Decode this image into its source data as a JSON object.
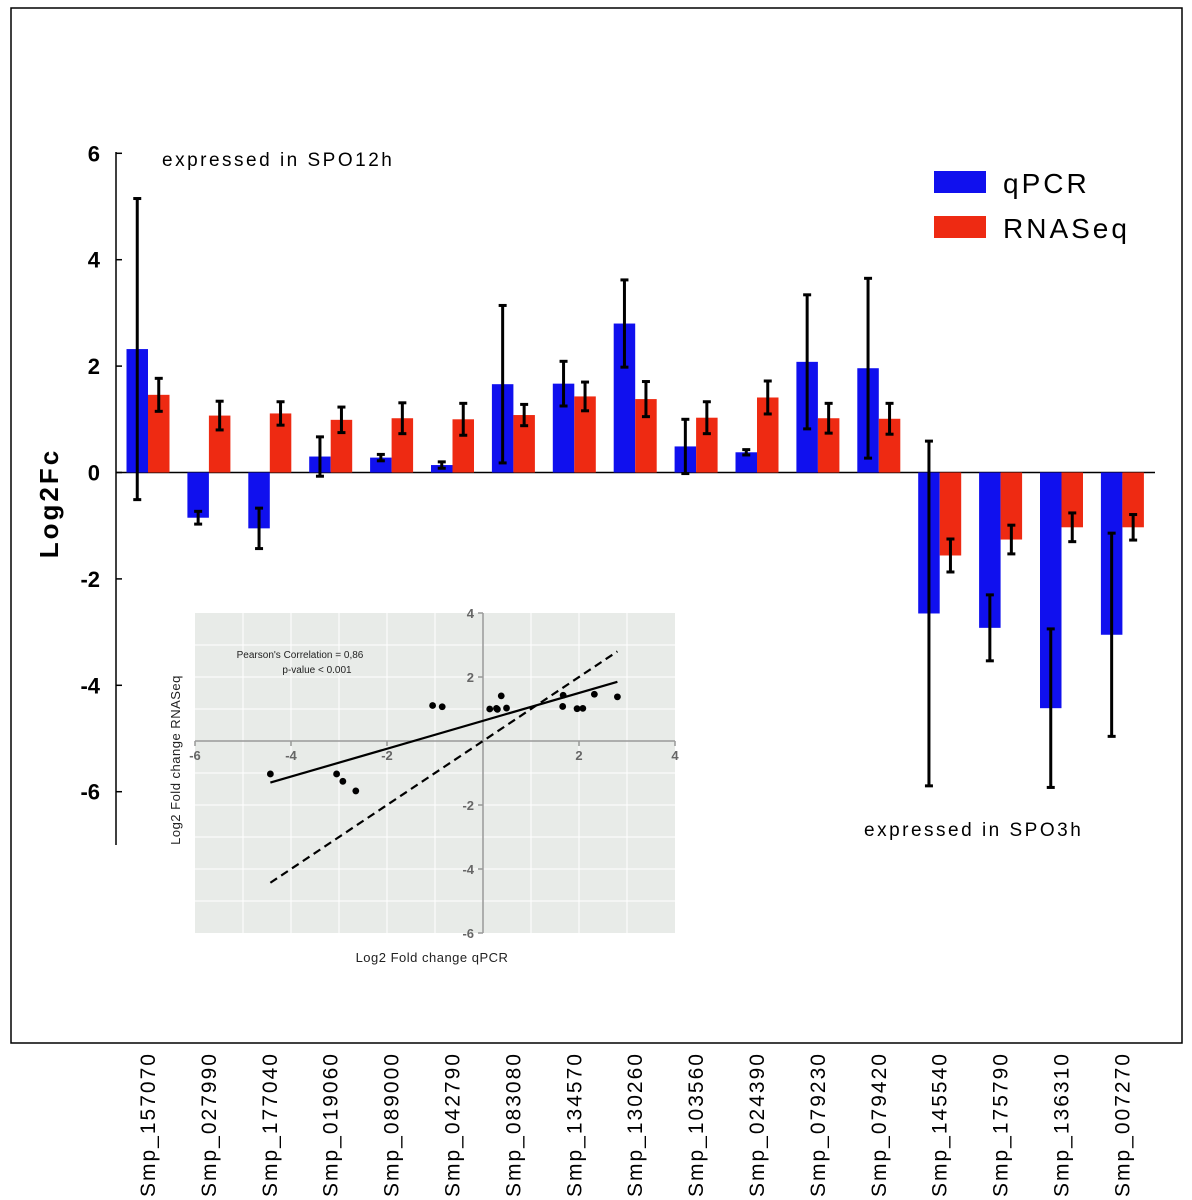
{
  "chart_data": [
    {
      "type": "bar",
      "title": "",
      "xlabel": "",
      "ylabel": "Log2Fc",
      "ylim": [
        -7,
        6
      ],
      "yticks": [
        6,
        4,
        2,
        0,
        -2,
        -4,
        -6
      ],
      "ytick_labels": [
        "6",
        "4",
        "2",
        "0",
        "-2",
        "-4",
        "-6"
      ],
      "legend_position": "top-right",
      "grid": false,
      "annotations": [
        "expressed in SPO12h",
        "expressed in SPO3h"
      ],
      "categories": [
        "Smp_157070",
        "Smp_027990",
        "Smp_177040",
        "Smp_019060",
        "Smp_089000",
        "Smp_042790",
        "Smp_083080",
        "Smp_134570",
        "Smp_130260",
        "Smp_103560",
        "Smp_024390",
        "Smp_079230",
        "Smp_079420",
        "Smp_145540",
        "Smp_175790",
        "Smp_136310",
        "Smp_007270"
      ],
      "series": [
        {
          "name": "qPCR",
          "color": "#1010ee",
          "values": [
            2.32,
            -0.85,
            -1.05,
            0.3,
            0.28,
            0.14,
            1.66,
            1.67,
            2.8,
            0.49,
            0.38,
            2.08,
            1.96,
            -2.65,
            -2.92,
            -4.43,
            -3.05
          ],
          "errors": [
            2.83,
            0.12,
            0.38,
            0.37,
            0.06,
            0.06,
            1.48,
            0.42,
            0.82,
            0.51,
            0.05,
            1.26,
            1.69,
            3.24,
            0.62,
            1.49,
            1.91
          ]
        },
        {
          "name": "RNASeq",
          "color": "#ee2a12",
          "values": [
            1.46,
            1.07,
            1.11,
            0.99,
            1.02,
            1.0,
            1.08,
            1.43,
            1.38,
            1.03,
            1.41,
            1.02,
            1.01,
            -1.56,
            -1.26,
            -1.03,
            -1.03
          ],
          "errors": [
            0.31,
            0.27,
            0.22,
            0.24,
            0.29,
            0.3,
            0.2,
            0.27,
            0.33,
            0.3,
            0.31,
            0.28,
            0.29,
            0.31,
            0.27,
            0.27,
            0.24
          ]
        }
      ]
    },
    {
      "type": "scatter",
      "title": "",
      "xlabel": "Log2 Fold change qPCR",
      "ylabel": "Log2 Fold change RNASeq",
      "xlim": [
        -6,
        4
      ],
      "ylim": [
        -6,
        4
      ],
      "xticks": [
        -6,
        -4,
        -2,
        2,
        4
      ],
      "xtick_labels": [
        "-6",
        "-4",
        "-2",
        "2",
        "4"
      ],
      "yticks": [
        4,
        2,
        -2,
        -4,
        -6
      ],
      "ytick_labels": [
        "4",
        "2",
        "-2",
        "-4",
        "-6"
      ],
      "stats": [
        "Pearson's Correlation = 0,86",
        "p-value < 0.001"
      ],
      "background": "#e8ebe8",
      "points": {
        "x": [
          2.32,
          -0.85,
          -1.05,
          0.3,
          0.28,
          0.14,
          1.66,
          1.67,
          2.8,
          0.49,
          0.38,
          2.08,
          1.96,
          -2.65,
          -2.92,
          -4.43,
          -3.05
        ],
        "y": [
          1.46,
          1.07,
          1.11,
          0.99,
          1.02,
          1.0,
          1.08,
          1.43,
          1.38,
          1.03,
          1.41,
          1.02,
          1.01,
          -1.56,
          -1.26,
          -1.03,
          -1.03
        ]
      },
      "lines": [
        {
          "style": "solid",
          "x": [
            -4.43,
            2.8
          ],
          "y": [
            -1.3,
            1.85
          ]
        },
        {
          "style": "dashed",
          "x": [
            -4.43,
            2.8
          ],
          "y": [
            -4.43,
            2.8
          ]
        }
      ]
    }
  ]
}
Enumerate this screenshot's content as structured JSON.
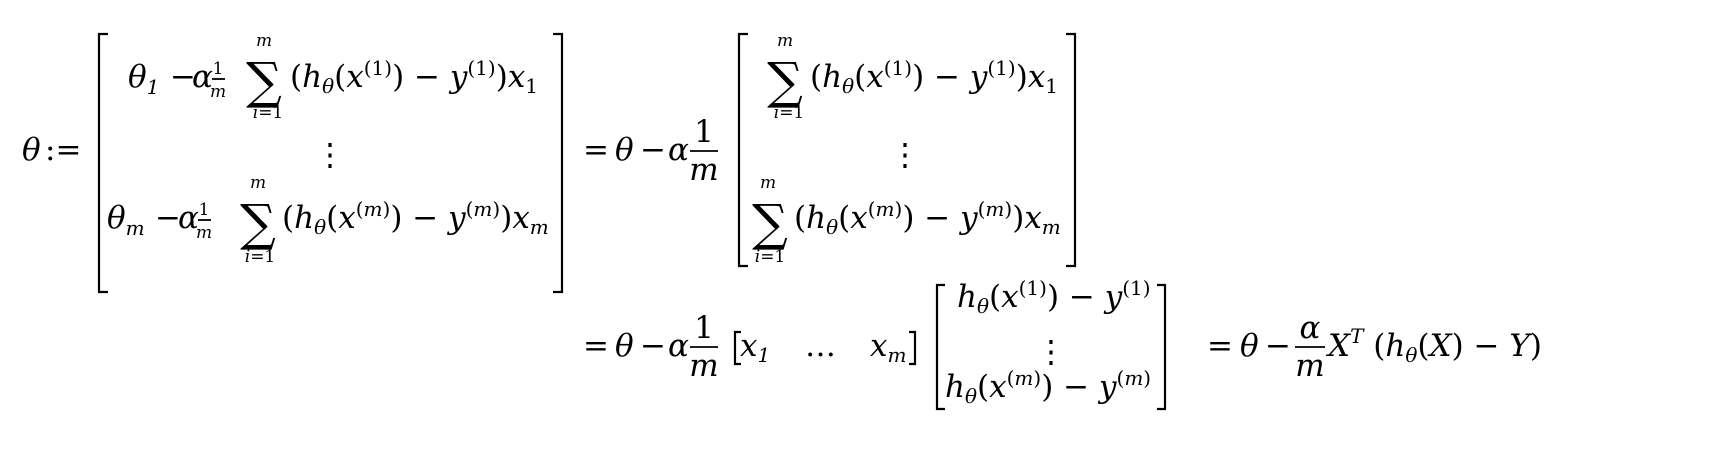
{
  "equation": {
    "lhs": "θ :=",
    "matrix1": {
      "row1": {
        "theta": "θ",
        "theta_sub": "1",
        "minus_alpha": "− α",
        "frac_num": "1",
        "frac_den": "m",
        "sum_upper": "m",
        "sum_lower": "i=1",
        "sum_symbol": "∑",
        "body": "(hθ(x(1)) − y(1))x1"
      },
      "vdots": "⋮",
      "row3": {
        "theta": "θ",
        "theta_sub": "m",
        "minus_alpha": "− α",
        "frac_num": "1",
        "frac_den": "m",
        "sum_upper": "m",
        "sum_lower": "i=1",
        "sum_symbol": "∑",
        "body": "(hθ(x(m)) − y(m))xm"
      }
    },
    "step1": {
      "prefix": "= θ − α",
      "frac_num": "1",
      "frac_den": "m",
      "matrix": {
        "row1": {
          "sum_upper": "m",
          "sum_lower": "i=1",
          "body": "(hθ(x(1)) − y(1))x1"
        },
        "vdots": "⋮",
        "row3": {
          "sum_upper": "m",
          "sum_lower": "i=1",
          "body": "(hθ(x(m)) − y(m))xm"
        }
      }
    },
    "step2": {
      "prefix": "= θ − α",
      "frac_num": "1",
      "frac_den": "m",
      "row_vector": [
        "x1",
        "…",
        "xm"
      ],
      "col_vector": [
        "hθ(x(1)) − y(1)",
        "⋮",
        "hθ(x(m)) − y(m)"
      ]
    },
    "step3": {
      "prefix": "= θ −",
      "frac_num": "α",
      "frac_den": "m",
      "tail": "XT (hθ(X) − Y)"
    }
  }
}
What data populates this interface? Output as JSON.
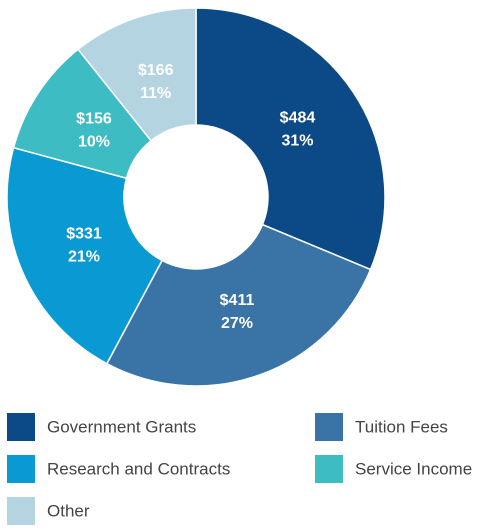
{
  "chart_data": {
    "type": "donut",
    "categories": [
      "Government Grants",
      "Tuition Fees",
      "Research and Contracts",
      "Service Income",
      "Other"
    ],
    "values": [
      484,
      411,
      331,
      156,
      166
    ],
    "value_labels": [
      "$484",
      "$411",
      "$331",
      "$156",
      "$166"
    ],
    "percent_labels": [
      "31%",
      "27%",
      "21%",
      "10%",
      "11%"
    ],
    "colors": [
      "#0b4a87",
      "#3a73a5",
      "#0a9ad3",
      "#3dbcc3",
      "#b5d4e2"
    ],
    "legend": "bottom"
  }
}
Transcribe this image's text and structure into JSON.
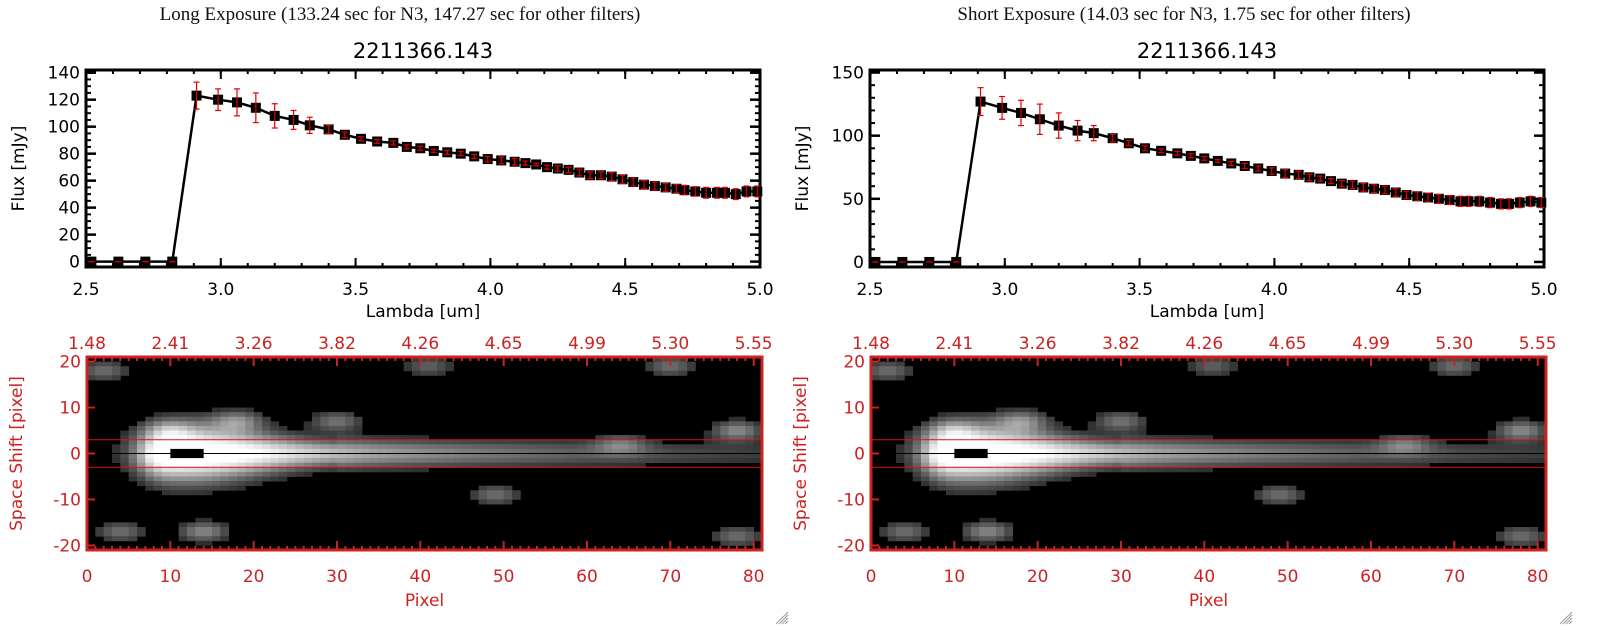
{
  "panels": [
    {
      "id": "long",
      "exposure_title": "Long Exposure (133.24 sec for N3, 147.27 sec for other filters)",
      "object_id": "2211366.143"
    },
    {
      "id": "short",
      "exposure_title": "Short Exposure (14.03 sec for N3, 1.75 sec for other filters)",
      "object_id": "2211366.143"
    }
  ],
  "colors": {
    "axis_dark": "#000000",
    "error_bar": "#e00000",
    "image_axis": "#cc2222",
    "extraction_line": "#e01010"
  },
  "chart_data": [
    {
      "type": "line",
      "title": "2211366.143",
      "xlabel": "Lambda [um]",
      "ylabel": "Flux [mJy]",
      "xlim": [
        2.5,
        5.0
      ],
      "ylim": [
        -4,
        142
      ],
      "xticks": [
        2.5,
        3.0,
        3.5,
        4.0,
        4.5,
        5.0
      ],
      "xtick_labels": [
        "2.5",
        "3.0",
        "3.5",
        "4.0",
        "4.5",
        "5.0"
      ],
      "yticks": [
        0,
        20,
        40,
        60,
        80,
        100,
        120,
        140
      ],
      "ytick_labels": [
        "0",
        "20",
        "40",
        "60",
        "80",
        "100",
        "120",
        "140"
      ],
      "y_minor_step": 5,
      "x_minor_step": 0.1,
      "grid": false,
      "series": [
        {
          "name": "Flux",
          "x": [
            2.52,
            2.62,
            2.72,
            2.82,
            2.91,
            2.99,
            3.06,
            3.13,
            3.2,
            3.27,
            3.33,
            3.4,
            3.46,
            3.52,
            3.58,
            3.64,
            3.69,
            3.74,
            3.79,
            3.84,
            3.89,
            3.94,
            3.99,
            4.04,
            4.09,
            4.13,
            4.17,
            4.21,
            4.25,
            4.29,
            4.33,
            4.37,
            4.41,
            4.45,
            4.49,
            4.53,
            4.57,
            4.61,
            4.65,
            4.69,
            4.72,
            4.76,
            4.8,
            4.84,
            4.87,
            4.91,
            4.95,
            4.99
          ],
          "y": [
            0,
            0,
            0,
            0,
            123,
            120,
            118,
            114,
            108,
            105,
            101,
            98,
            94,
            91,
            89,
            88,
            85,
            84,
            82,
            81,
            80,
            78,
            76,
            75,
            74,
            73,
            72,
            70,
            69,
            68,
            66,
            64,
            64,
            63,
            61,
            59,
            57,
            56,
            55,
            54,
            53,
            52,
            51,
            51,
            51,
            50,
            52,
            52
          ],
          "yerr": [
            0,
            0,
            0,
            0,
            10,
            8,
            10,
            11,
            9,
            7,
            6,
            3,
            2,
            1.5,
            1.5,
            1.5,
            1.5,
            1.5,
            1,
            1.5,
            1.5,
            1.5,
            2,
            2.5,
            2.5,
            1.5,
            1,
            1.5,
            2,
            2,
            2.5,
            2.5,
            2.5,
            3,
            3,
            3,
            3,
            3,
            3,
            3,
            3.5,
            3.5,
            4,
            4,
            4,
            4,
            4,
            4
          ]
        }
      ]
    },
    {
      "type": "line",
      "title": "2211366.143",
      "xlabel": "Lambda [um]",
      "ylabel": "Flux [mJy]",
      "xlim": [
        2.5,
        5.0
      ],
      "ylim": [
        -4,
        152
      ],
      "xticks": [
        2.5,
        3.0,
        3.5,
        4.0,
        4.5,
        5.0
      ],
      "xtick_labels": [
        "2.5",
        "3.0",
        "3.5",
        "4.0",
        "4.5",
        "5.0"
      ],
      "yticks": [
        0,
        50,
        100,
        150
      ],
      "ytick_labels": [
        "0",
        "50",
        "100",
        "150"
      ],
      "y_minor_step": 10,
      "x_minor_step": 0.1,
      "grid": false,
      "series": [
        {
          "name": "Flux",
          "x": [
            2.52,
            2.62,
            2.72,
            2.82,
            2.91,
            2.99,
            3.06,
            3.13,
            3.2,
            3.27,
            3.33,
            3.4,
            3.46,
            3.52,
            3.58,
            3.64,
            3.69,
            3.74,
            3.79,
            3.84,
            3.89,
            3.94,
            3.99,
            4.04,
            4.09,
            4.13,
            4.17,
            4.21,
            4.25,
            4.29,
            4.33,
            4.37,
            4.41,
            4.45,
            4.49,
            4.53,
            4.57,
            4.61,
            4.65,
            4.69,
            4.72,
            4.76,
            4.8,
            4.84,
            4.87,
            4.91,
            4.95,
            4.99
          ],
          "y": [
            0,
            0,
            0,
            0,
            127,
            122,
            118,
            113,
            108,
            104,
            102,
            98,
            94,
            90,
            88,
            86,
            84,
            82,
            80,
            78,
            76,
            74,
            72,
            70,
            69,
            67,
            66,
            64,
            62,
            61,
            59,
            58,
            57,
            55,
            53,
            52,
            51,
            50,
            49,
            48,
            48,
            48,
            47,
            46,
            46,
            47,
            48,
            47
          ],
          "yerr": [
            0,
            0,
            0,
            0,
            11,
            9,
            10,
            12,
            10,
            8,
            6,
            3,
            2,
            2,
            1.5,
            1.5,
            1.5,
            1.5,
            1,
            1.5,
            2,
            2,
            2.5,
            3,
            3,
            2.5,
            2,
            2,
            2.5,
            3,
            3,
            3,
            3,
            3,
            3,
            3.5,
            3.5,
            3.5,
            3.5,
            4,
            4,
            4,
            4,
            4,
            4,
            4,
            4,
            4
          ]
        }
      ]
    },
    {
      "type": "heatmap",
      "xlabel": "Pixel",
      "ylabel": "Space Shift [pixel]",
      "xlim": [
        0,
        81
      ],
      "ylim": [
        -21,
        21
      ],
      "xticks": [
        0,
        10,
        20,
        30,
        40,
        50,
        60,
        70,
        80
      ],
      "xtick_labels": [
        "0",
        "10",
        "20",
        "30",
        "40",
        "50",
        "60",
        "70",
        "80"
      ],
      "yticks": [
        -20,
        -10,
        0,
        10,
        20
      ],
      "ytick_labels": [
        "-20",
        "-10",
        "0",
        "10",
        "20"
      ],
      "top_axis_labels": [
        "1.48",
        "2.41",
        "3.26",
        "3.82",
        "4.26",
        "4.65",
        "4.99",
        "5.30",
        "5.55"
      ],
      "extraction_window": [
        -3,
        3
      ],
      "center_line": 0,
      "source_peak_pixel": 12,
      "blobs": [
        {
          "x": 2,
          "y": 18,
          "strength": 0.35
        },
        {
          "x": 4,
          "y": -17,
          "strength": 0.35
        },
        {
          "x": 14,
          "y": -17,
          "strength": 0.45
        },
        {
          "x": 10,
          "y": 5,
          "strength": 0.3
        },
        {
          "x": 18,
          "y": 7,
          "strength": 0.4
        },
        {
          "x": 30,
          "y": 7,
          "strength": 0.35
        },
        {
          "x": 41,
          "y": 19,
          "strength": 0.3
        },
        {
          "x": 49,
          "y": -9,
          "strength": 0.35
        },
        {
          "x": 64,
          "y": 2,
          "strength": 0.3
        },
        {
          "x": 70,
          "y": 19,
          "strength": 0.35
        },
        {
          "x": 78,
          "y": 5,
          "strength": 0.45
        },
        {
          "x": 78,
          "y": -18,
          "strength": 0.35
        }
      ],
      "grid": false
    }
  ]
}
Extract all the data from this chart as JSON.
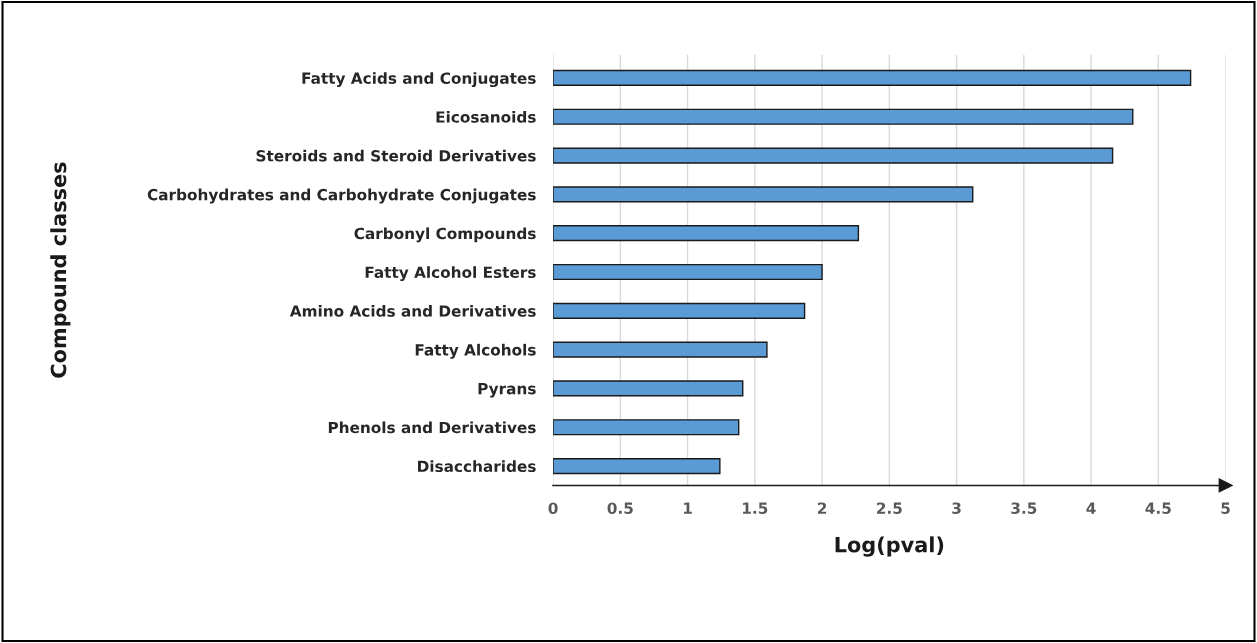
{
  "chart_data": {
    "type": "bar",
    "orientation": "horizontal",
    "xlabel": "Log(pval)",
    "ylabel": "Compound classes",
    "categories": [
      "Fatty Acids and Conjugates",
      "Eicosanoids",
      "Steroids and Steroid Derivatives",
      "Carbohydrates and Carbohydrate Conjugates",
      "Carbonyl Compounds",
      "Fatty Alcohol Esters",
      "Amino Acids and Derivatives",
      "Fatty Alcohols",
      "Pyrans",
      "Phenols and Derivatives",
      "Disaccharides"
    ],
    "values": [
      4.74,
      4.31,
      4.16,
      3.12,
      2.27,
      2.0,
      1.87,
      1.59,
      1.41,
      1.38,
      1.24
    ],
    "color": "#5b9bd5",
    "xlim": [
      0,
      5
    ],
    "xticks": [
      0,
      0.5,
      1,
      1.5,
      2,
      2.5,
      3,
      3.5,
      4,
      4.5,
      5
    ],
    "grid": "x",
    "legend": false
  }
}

Exercise aim >>
Check each line of the records for the word "Exposure" and extract those that contain it.

Task response >>
      "exposure_title": "Long Exposure (133.24 sec for N3, 147.27 sec for other filters)",
      "exposure_title": "Short Exposure (14.03 sec for N3, 1.75 sec for other filters)",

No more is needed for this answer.